## Begin DATA FOR THIS TASK
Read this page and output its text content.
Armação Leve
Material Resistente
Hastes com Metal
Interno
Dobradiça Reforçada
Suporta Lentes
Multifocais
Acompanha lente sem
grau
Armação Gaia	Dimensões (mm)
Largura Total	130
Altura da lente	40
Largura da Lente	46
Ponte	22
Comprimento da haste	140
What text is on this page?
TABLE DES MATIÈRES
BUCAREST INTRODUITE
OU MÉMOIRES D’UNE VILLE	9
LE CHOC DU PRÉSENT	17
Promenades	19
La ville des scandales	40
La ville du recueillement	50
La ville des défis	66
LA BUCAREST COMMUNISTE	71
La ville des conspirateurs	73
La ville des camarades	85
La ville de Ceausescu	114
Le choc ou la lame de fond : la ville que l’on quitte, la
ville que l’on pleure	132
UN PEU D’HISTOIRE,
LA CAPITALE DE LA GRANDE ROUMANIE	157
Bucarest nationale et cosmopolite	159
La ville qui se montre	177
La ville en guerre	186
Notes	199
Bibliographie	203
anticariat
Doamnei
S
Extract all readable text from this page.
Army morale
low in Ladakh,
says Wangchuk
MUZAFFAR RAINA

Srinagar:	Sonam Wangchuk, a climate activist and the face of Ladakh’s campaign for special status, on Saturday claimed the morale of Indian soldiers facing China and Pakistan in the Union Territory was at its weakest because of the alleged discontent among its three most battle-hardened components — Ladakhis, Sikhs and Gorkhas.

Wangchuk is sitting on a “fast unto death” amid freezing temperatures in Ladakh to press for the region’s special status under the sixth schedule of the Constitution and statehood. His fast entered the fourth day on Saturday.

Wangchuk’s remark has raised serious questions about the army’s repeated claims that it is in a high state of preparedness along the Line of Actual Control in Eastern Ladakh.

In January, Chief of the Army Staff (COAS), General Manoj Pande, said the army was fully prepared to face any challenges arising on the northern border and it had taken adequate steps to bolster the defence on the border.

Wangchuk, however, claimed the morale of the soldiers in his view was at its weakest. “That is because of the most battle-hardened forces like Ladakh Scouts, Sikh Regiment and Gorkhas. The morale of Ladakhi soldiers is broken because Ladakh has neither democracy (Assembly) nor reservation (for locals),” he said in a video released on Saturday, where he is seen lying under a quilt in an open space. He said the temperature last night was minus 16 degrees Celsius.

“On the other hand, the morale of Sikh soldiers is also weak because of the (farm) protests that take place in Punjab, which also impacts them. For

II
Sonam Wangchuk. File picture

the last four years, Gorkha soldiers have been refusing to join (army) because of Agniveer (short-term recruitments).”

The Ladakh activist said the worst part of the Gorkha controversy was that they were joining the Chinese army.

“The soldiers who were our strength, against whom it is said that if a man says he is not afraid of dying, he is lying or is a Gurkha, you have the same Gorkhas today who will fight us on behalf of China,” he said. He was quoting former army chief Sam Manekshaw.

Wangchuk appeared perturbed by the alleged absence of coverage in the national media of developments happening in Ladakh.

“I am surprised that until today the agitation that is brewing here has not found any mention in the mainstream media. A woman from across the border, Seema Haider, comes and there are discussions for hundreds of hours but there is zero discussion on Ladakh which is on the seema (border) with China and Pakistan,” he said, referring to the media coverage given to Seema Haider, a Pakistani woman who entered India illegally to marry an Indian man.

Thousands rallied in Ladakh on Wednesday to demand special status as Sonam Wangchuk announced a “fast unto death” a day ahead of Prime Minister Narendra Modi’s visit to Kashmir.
## End DATA FOR THIS TASK
*WHAT THE TASK ASKS:*
Reply with one number only: the count of lines in the entries that contain "battle".

*ANSWER IN FULL:*
2